## Record list

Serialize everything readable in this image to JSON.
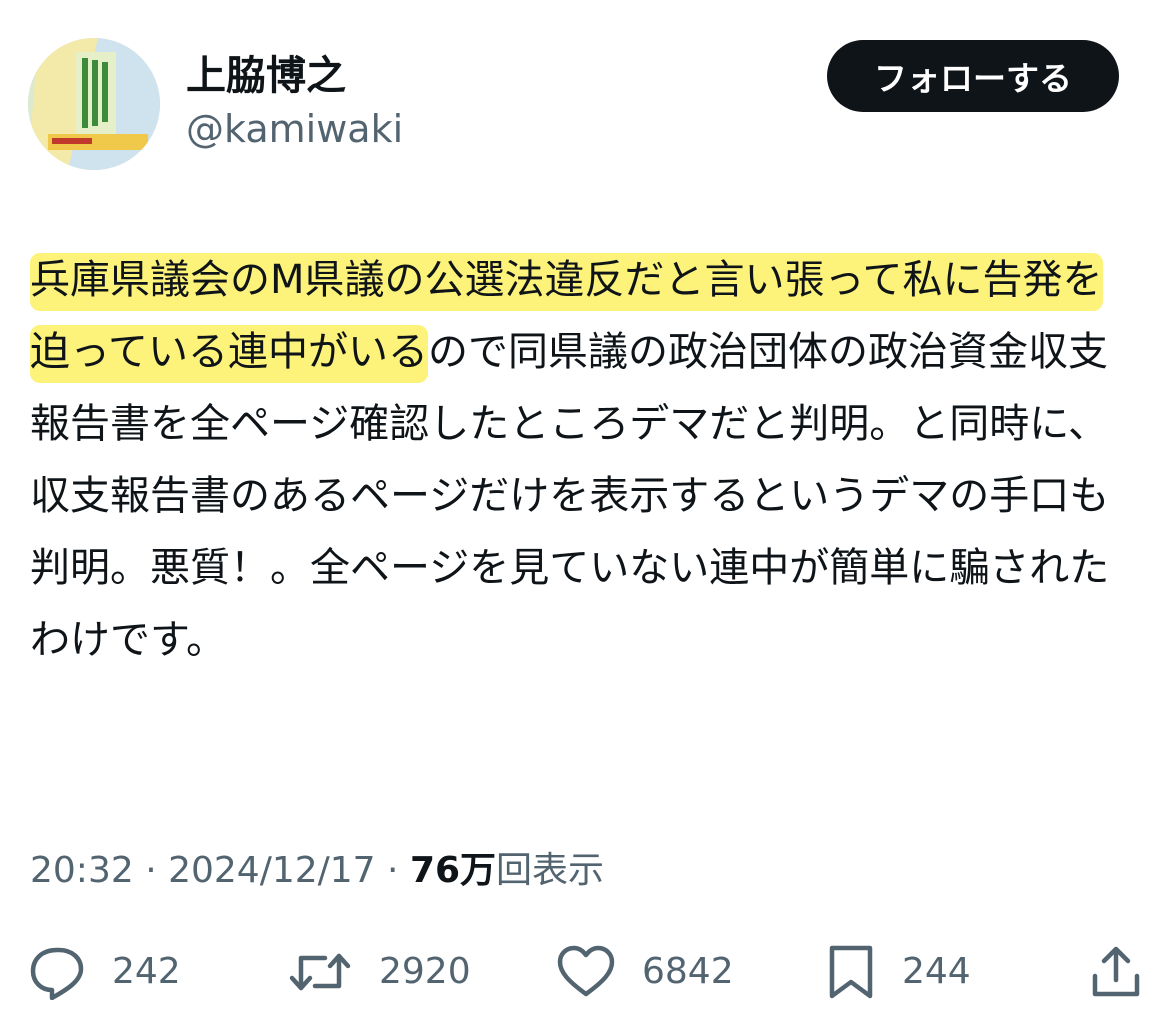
{
  "user": {
    "display_name": "上脇博之",
    "handle": "@kamiwaki",
    "avatar_icon": "profile-photo"
  },
  "follow_button": {
    "label": "フォローする"
  },
  "tweet": {
    "highlighted_text": "兵庫県議会のM県議の公選法違反だと言い張って私に告発を迫っている連中がいる",
    "body_text": "ので同県議の政治団体の政治資金収支報告書を全ページ確認したところデマだと判明。と同時に、収支報告書のあるページだけを表示するというデマの手口も判明。悪質！。全ページを見ていない連中が簡単に騙されたわけです。",
    "highlight_color": "#fdf27a"
  },
  "meta": {
    "time": "20:32",
    "separator": " · ",
    "date": "2024/12/17",
    "views_count": "76万",
    "views_label": "回表示"
  },
  "actions": {
    "reply": {
      "icon": "reply-bubble-icon",
      "count": "242"
    },
    "retweet": {
      "icon": "retweet-icon",
      "count": "2920"
    },
    "like": {
      "icon": "heart-icon",
      "count": "6842"
    },
    "bookmark": {
      "icon": "bookmark-icon",
      "count": "244"
    },
    "share": {
      "icon": "share-icon"
    }
  },
  "colors": {
    "text_primary": "#0f1419",
    "text_secondary": "#536471",
    "button_background": "#0f1419"
  }
}
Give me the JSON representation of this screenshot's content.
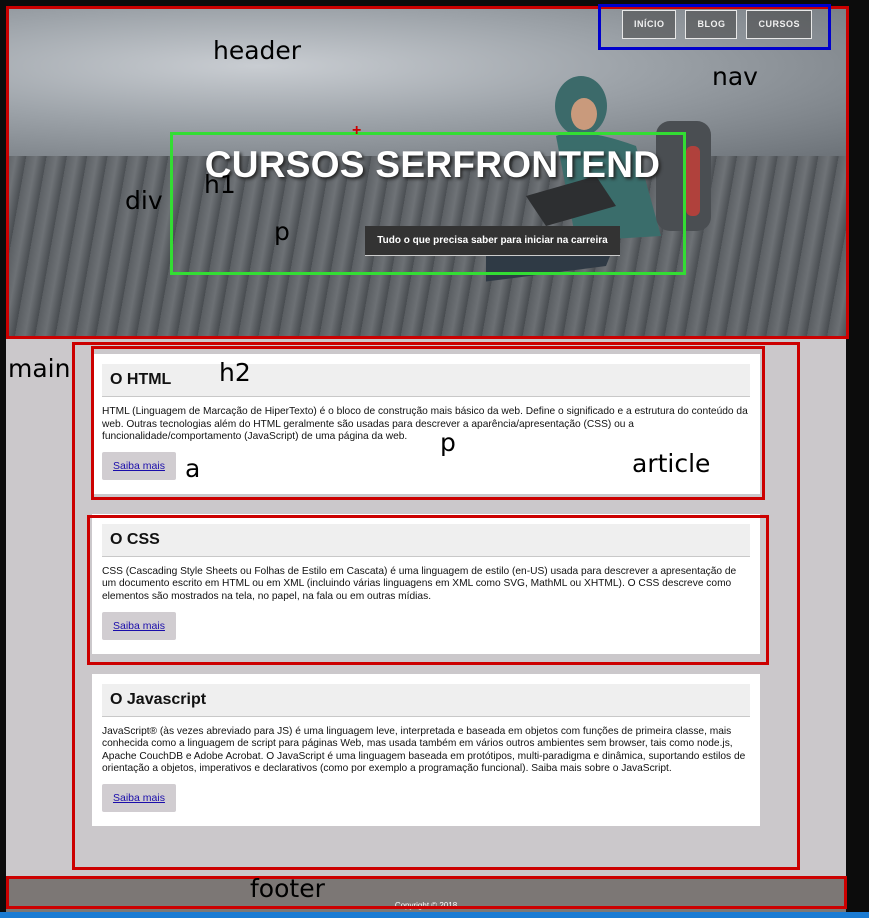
{
  "header": {
    "nav": [
      "INÍCIO",
      "BLOG",
      "CURSOS"
    ],
    "title": "CURSOS SERFRONTEND",
    "subtitle": "Tudo o que precisa saber para iniciar na carreira"
  },
  "articles": [
    {
      "title": "O HTML",
      "text": "HTML (Linguagem de Marcação de HiperTexto) é o bloco de construção mais básico da web. Define o significado e a estrutura do conteúdo da web. Outras tecnologias além do HTML geralmente são usadas para descrever a aparência/apresentação (CSS) ou a funcionalidade/comportamento (JavaScript) de uma página da web.",
      "link": "Saiba mais"
    },
    {
      "title": "O CSS",
      "text": "CSS (Cascading Style Sheets ou Folhas de Estilo em Cascata) é uma linguagem de estilo (en-US) usada para descrever a apresentação de um documento escrito em HTML ou em XML (incluindo várias linguagens em XML como SVG, MathML ou XHTML). O CSS descreve como elementos são mostrados na tela, no papel, na fala ou em outras mídias.",
      "link": "Saiba mais"
    },
    {
      "title": "O Javascript",
      "text": "JavaScript® (às vezes abreviado para JS) é uma linguagem leve, interpretada e baseada em objetos com funções de primeira classe, mais conhecida como a linguagem de script para páginas Web, mas usada também em vários outros ambientes sem browser, tais como node.js, Apache CouchDB e Adobe Acrobat. O JavaScript é uma linguagem baseada em protótipos, multi-paradigma e dinâmica, suportando estilos de orientação a objetos, imperativos e declarativos (como por exemplo a programação funcional). Saiba mais sobre o JavaScript.",
      "link": "Saiba mais"
    }
  ],
  "footer": {
    "text": "Copyright © 2018"
  },
  "annotations": {
    "header": "header",
    "nav": "nav",
    "div": "div",
    "h1": "h1",
    "p1": "p",
    "main": "main",
    "h2": "h2",
    "p2": "p",
    "a": "a",
    "article": "article",
    "footer": "footer"
  },
  "colors": {
    "annotation_red": "#cc0000",
    "annotation_blue": "#0000cc",
    "annotation_green": "#33dd33",
    "link": "#1a0dab"
  }
}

## What you are asked to do
Of all the lines above, how many contain "JSON"? Give the number and nothing more.

## Task response
2